-- Quoted passage follows --

Member of the U.S. House of Representatives from Illinois
- In office March 4, 1933 – January 3, 1961
- Preceded by: William R. Johnson
- Succeeded by: John B. Anderson
- Constituency: 13th district (1933-1949) 16th district (1949-1961)

Personal details
- Born: October 5, 1898 Elizabeth, Illinois, U.S.
- Died: January 19, 1973 (aged 74) Galena, Illinois, U.S.
- Party: Republican
- Education: University of Michigan

= Leo E. Allen =

American politician (1898–1973)

Leo Elwood Allen (October 5, 1898 – January 19, 1973) was an American politician from Illinois.

Born in Elizabeth, Illinois, Allen's maternal grandparents were German immigrants and his paternal grandfather was from England. He attended public schools and graduated from the University of Michigan in Ann Arbor in 1923. During the First World War, he served as a sergeant in the 123rd Field Artillery Regiment between 1917 and 1919. He taught school in Galena, Illinois in 1922 and 1923 and was clerk of the circuit court of Jo Daviess County from 1924 to 1932. He studied law and was admitted to the bar in 1930, starting a practice in Galena.

-- Quoted passage concluded --
-- Given data follows --

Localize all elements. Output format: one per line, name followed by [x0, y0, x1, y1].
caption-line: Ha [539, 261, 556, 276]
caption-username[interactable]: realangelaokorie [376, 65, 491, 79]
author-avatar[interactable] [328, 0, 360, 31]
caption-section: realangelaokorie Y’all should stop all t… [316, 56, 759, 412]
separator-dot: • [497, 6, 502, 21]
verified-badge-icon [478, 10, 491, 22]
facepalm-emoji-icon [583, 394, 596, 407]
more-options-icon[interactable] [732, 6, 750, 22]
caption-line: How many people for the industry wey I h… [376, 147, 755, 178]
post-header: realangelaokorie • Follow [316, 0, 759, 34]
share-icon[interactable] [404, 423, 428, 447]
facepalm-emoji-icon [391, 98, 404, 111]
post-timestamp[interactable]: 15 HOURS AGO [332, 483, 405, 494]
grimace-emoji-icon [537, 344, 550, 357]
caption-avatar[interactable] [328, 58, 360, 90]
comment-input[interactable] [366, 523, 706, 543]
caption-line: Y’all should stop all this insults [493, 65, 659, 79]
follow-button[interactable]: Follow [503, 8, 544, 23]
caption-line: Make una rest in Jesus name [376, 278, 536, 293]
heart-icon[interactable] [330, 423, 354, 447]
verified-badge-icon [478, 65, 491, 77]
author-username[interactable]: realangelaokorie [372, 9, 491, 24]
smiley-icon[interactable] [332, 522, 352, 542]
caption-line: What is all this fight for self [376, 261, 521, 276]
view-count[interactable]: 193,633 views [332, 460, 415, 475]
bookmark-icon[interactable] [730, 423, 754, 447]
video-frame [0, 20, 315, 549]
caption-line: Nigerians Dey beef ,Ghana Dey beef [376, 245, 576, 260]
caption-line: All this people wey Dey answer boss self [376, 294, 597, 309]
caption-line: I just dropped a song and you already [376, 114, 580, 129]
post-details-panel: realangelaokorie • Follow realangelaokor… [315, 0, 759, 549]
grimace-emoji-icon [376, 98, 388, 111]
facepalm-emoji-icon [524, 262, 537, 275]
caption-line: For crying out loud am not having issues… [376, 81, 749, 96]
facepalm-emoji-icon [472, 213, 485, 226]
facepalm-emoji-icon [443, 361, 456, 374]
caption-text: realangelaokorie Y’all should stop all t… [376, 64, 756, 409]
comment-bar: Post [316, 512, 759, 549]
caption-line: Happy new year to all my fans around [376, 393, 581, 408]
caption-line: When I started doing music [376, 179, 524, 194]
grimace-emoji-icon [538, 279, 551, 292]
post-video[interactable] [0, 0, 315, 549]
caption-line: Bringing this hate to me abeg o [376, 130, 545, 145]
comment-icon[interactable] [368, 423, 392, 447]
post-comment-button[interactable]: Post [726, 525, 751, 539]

-- Given data concluded --

_Activity_
From the Leo E. Allen biography, reproduce word for word the part that begins with "Member of the" and ends with "16th district (1949-1961)".

_Output_
Member of the U.S. House of Representatives from Illinois
- In office March 4, 1933 – January 3, 1961
- Preceded by: William R. Johnson
- Succeeded by: John B. Anderson
- Constituency: 13th district (1933-1949) 16th district (1949-1961)